### TASK PROMPT
Return all lines that include the string "subtitle".

### RECORD EXTRACTS
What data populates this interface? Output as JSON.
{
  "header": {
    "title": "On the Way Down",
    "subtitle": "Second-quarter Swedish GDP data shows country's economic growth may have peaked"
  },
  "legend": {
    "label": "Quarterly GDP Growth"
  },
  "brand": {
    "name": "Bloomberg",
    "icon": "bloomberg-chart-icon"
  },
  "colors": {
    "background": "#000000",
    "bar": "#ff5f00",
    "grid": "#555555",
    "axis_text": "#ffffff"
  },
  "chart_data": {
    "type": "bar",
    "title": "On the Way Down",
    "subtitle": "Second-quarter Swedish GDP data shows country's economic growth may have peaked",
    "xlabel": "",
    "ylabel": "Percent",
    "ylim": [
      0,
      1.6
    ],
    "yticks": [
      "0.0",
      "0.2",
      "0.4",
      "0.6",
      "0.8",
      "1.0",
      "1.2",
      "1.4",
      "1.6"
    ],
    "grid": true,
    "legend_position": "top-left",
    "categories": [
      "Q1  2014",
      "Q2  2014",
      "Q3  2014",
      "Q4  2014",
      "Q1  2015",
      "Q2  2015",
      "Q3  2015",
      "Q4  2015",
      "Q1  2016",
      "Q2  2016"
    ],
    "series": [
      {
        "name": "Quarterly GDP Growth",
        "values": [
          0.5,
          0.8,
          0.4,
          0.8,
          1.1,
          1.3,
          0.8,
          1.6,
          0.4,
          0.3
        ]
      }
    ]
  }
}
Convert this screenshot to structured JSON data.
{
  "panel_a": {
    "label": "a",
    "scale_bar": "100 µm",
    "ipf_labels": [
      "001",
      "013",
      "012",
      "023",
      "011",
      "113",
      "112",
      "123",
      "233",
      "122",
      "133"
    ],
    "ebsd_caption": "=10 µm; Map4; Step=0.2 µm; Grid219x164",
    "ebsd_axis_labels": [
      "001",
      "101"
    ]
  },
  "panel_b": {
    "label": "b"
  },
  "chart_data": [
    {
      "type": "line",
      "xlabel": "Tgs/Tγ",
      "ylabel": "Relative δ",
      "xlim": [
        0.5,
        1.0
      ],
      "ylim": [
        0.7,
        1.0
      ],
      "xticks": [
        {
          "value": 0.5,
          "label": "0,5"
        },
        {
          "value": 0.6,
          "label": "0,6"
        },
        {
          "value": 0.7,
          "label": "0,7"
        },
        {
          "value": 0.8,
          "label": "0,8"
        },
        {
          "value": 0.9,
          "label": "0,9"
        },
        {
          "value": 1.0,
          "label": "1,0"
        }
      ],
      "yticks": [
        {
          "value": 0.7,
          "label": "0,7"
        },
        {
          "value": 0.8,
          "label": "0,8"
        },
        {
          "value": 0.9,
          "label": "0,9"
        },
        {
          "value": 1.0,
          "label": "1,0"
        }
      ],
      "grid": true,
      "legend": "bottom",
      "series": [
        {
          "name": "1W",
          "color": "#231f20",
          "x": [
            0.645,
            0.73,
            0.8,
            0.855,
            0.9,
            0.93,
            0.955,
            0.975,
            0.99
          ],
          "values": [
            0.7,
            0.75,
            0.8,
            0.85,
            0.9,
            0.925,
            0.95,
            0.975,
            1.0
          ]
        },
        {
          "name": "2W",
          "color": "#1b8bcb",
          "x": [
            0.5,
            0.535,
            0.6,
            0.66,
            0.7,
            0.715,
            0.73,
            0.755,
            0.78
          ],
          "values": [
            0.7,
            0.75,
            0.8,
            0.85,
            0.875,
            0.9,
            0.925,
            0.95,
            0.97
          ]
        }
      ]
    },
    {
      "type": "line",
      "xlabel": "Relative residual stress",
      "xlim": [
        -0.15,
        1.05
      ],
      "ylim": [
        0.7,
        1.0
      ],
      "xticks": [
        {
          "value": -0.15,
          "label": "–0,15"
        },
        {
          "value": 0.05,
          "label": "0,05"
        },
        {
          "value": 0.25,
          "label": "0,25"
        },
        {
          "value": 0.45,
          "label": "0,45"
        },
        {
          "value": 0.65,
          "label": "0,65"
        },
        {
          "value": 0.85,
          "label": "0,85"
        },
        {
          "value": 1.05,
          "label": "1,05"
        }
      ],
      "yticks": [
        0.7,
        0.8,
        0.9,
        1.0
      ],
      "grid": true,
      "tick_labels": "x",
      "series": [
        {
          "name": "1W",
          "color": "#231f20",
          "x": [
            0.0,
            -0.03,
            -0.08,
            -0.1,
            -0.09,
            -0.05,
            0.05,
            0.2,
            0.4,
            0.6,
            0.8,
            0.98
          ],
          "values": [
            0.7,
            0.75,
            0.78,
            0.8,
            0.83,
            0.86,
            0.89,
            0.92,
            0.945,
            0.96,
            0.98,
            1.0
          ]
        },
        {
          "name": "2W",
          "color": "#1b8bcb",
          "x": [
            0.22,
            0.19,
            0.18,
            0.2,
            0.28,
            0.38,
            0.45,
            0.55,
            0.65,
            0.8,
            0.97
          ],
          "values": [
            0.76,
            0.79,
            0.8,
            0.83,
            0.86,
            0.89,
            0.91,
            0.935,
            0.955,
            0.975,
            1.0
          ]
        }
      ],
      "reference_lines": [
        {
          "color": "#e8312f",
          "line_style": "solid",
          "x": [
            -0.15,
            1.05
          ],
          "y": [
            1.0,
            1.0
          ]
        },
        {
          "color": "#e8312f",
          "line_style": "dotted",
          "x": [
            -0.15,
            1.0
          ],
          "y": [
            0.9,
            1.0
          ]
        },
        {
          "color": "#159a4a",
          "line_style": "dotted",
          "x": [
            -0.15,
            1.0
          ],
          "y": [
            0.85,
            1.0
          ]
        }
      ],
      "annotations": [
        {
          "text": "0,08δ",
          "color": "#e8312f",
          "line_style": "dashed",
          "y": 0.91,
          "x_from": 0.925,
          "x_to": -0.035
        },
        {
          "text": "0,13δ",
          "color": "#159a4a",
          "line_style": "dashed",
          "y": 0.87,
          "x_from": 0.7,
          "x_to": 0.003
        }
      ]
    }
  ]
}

### OUTPUT
    "subtitle": "Second-quarter Swedish GDP data shows country's economic growth may have peaked"
    "subtitle": "Second-quarter Swedish GDP data shows country's economic growth may have peaked",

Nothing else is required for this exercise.